Passage provided -
::::::
Fred Mann September 21, 2008 at 10:42 pm

Price controls ARE regulations, and yes, they cause major problems (shortage or surplus … always). So I’m not sure what your point is.
As for cartels forming and controlling the price of milk, this would never happen in a free market because a new entrepreneur would always be free to enter the market and supply the milk under the cartel’s price while still making a profit.
Regulations approximate the effect cartels by reducing competition. Every regulation NECESSARILY reduces competition by providing a barrier to entry. This causes higher prices and lower quality of service … again, NECESSARILY. As regulations are increased, we approach monopoly prices and monopoly “quality” of service.

Peter September 22, 2008 at 12:02 am

If grocery stores, truckers, and agribusiness were to collude to set an artificially high price for milk, would you consider that “free trade” or would you call for the police?

Yes, we’d call that free trade. The people who own the milk can offer it for sale at whatever price they want, or refuse to sell at any price. As long as they’re not pointing guns at anyone, that’s freedom.

Jeremy September 22, 2008 at 12:05 am


The Federal Reserve can put off the collapse, but they cannot prevent it. And the more measures they put in place to prevent it, the worse it will be.

It’s not about ‘I told you so’ – it’s what’s in the best interests of this country. You and other interventionists do not understand just how severe the current bailouts taking place will make the eventual collapse.
::::::
The tasks -
a: Echo the rows from the one that contains "memory-map-icon-2[interactable]: ▢ [110, 47, 128, 65]" through the one that contains "save-icon[interactable]: ▦ [5, 47, 23, 65]", including both of those rows.
b: Proceed with the comment thread on regulation, milk prices and the Federal Reserve, picking up after its last sentence.
The comment thread and the rows that follow it are unrelated.
::::::
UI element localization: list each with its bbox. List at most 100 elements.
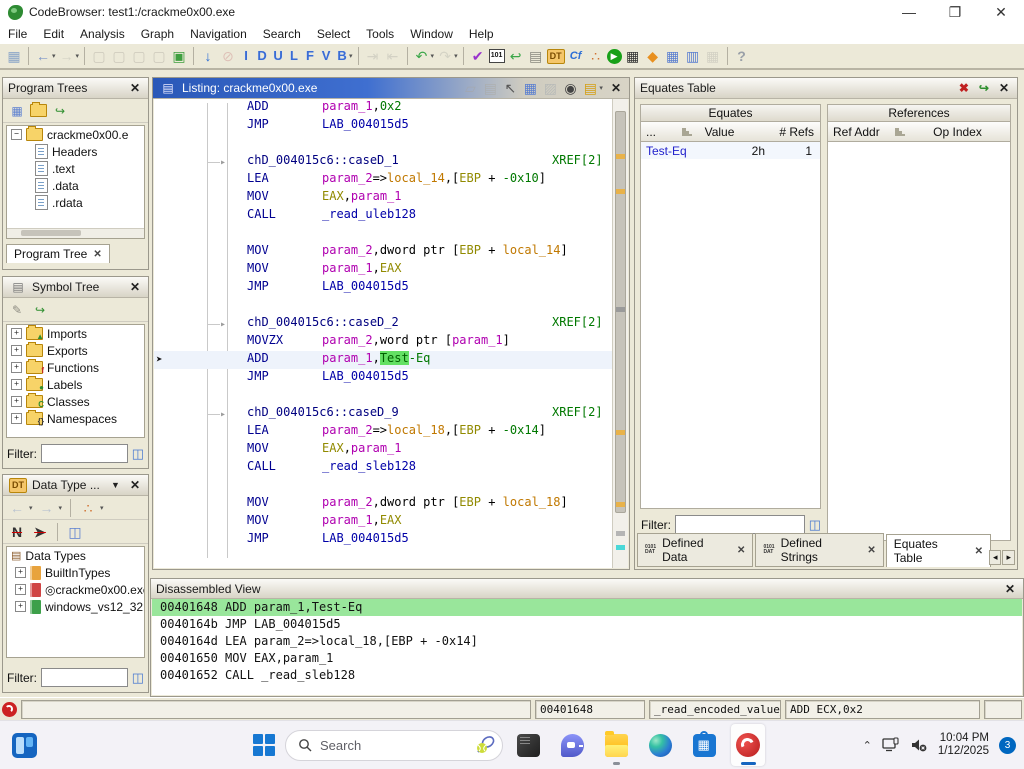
memory-map-icon-2[interactable]: ▢ [110, 47, 128, 65]
open-folder-icon[interactable] [30, 104, 47, 117]
listing-line[interactable] [154, 387, 613, 405]
xref-link[interactable]: XREF[2] [552, 405, 603, 419]
disassembled-line[interactable]: 00401652 CALL _read_sleb128 [152, 667, 1022, 684]
export-equates-icon[interactable]: ↪ [976, 81, 992, 95]
dtm-forward-icon[interactable]: → [38, 499, 56, 517]
redo-icon[interactable]: ↷ [436, 47, 454, 65]
listing-line[interactable] [154, 297, 613, 315]
memory-map-icon-3[interactable]: ▢ [130, 47, 148, 65]
equates-column-headers[interactable]: ... Value # Refs [640, 122, 821, 142]
listing-line[interactable] [154, 477, 613, 495]
preview-window-icon[interactable]: ◫ [66, 523, 84, 541]
taskbar-clock[interactable]: 10:04 PM 1/12/2025 [938, 732, 989, 758]
save-icon[interactable]: ▦ [5, 47, 23, 65]
listing-line[interactable]: CALL_read_uleb128 [154, 207, 613, 225]
forward-icon-dropdown[interactable]: ▾ [76, 52, 80, 60]
tab-close-icon[interactable]: ✕ [737, 545, 745, 556]
edit-symbol-icon[interactable]: ✎ [8, 301, 26, 319]
menu-graph[interactable]: Graph [133, 27, 182, 41]
listing-line[interactable]: MOVparam_1,EAX [154, 513, 613, 531]
menu-analysis[interactable]: Analysis [72, 27, 133, 41]
notification-badge[interactable]: 3 [999, 737, 1016, 754]
memory-snapshot-icon[interactable]: ▣ [170, 47, 188, 65]
variable-v-icon[interactable]: V [319, 47, 333, 65]
forward-icon[interactable]: → [58, 47, 76, 65]
disassembled-line[interactable]: 00401648 ADD param_1,Test-Eq [152, 599, 1022, 616]
function-f-icon[interactable]: F [303, 47, 317, 65]
run-script-icon[interactable]: ▶ [607, 49, 622, 64]
back-icon-dropdown[interactable]: ▾ [52, 52, 56, 60]
export-tree-icon[interactable]: ↪ [51, 102, 69, 120]
listing-code-view[interactable]: ADDparam_1,0x2JMPLAB_004015d5▸chD_004015… [154, 99, 613, 568]
tree-item-root[interactable]: −crackme0x00.e [7, 126, 144, 143]
tree-item-Headers[interactable]: Headers [7, 143, 144, 160]
expander-icon[interactable]: + [15, 567, 26, 578]
data-type-manager-icon[interactable]: DT [547, 49, 565, 64]
tab-scroll-right-icon[interactable]: ▸ [1002, 550, 1015, 565]
close-button[interactable]: ✕ [978, 0, 1024, 24]
tree-item-text[interactable]: .text [7, 160, 144, 177]
sidebar-item-namespaces[interactable]: +{}Namespaces [7, 410, 144, 427]
filter-options-icon[interactable]: ◫ [132, 446, 144, 462]
label-l-icon[interactable]: L [287, 47, 301, 65]
menu-help[interactable]: Help [461, 27, 502, 41]
memory-map-icon-4[interactable]: ▢ [150, 47, 168, 65]
undefine-u-icon[interactable]: U [271, 47, 285, 65]
display-options-icon-dropdown[interactable]: ▾ [599, 84, 603, 92]
listing-line[interactable]: MOVEAX,param_1 [154, 189, 613, 207]
disassembled-line[interactable]: 0040164b JMP LAB_004015d5 [152, 616, 1022, 633]
program-trees-close-icon[interactable]: ✕ [127, 81, 143, 95]
listing-line[interactable]: MOVparam_2,dword ptr [EBP + local_14] [154, 243, 613, 261]
tree-item-builtintypes[interactable]: +BuiltInTypes [7, 564, 144, 581]
sidebar-item-imports[interactable]: +▲Imports [7, 325, 144, 342]
back-icon[interactable]: ← [34, 47, 52, 65]
tab-close-icon[interactable]: ✕ [867, 545, 875, 556]
equates-filter-input[interactable] [675, 515, 805, 534]
menu-navigation[interactable]: Navigation [182, 27, 255, 41]
expander-icon[interactable]: + [11, 379, 22, 390]
bank-icon[interactable]: ▦ [704, 47, 722, 65]
c-source-icon[interactable]: Cf [567, 47, 585, 65]
disassembled-view-body[interactable]: 00401648 ADD param_1,Test-Eq0040164b JMP… [152, 599, 1022, 695]
symbol-tree-close-icon[interactable]: ✕ [127, 280, 143, 294]
program-tree-hscrollbar[interactable] [7, 228, 144, 238]
listing-line[interactable] [154, 225, 613, 243]
equates-filter-options-icon[interactable]: ◫ [809, 517, 821, 533]
tray-chevron-icon[interactable]: ⌃ [863, 739, 872, 752]
expander-icon[interactable]: + [11, 345, 22, 356]
dtm-back-icon[interactable]: ← [8, 499, 26, 517]
equates-table-row[interactable]: Test-Eq2h1 [641, 142, 820, 159]
taskbar-app-terminal[interactable] [513, 723, 543, 767]
help-icon[interactable]: ? [733, 47, 751, 65]
new-tree-icon[interactable]: ▦ [8, 102, 26, 120]
listing-line[interactable]: LEAparam_2=>local_14,[EBP + -0x10] [154, 171, 613, 189]
listing-line[interactable]: JMPLAB_004015d5 [154, 369, 613, 387]
export-symbols-icon[interactable]: ↪ [31, 301, 49, 319]
tree-item-data-types[interactable]: ▤Data Types [7, 547, 144, 564]
listing-scrollbar[interactable] [612, 99, 628, 568]
listing-line[interactable]: MOVparam_2,dword ptr [EBP + local_18] [154, 495, 613, 513]
listing-close-icon[interactable]: ✕ [608, 81, 624, 95]
tab-close-icon[interactable]: ✕ [975, 546, 983, 557]
jump-out-icon[interactable]: ⇤ [384, 47, 402, 65]
disassembled-line[interactable]: 0040164d LEA param_2=>local_18,[EBP + -0… [152, 633, 1022, 650]
tree-item-windows_vs12_32[interactable]: +windows_vs12_32 [7, 598, 144, 615]
listing-label-line[interactable]: ▸chD_004015c6::caseD_9XREF[2] [154, 405, 613, 423]
menu-search[interactable]: Search [255, 27, 309, 41]
xref-link[interactable]: XREF[2] [552, 153, 603, 167]
references-column-headers[interactable]: Ref Addr Op Index [827, 122, 1011, 142]
dtm-menu-icon[interactable]: ▼ [108, 480, 123, 490]
sidebar-item-labels[interactable]: +●Labels [7, 376, 144, 393]
diff-icon[interactable]: ▨ [541, 79, 559, 97]
go-down-icon[interactable]: ↓ [199, 47, 217, 65]
validate-icon[interactable]: ✔ [469, 47, 487, 65]
listing-line[interactable] [154, 135, 613, 153]
table-export-icon[interactable]: ▥ [684, 47, 702, 65]
xref-link[interactable]: XREF[2] [552, 315, 603, 329]
paste-icon[interactable]: ▤ [481, 79, 499, 97]
redo-icon-dropdown[interactable]: ▾ [454, 52, 458, 60]
expander-icon[interactable]: + [15, 601, 26, 612]
instruction-i-icon[interactable]: I [239, 47, 253, 65]
network-icon[interactable] [882, 737, 900, 753]
taskbar-app-explorer[interactable] [601, 723, 631, 767]
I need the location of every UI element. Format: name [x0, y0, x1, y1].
::::::
Responses to the exercise -
a:
memory-map-icon-2[interactable]: ▢ [110, 47, 128, 65]
open-folder-icon[interactable] [30, 104, 47, 117]
listing-line[interactable] [154, 387, 613, 405]
xref-link[interactable]: XREF[2] [552, 405, 603, 419]
disassembled-line[interactable]: 00401652 CALL _read_sleb128 [152, 667, 1022, 684]
export-equates-icon[interactable]: ↪ [976, 81, 992, 95]
dtm-forward-icon[interactable]: → [38, 499, 56, 517]
redo-icon[interactable]: ↷ [436, 47, 454, 65]
listing-line[interactable] [154, 297, 613, 315]
memory-map-icon-3[interactable]: ▢ [130, 47, 148, 65]
equates-column-headers[interactable]: ... Value # Refs [640, 122, 821, 142]
listing-line[interactable] [154, 477, 613, 495]
preview-window-icon[interactable]: ◫ [66, 523, 84, 541]
taskbar-clock[interactable]: 10:04 PM 1/12/2025 [938, 732, 989, 758]
save-icon[interactable]: ▦ [5, 47, 23, 65]

b:
Let’s put it another way: A collapse of the financial system today would leave all goods, capital, and resources in the economy currently intact.

Trying to save the financial system by pouring tons of the real factors above just means they will also be degraded or destroyed through further malinvestment.

The bank of Amsterdam was on a 100% reserve, audited gold standard for about 200 years. It served as a haven for money as wars ravaged the rest of the European continent, and helped stabilize the city’s economy (see Jesus Huerta de Soto’s Money, Bank Credit, and Economic cycles).

The problem is education, or rather false theories and control of the government, media, and most institutions of higher learning by those who will fight to the death over the issue of free money. If the vast majority of Americans understood the issues of sound money correctly, like many did in the 19th century, we would not be facing the potential collapse of the US dollar in the coming years, as the Federal Reserve would have been destroyed years ago, and in its place put a system of sound money.

Pierre September 22, 2008 at 12:05 am

And then there were none.
GS and MS under the control of the Fed as of today.
JM Keynes finally achieved his goal: central planning of the financial sector by a central bank.
This also proves Mises: there is no middle road.
Let’s pray for the dark times ahead.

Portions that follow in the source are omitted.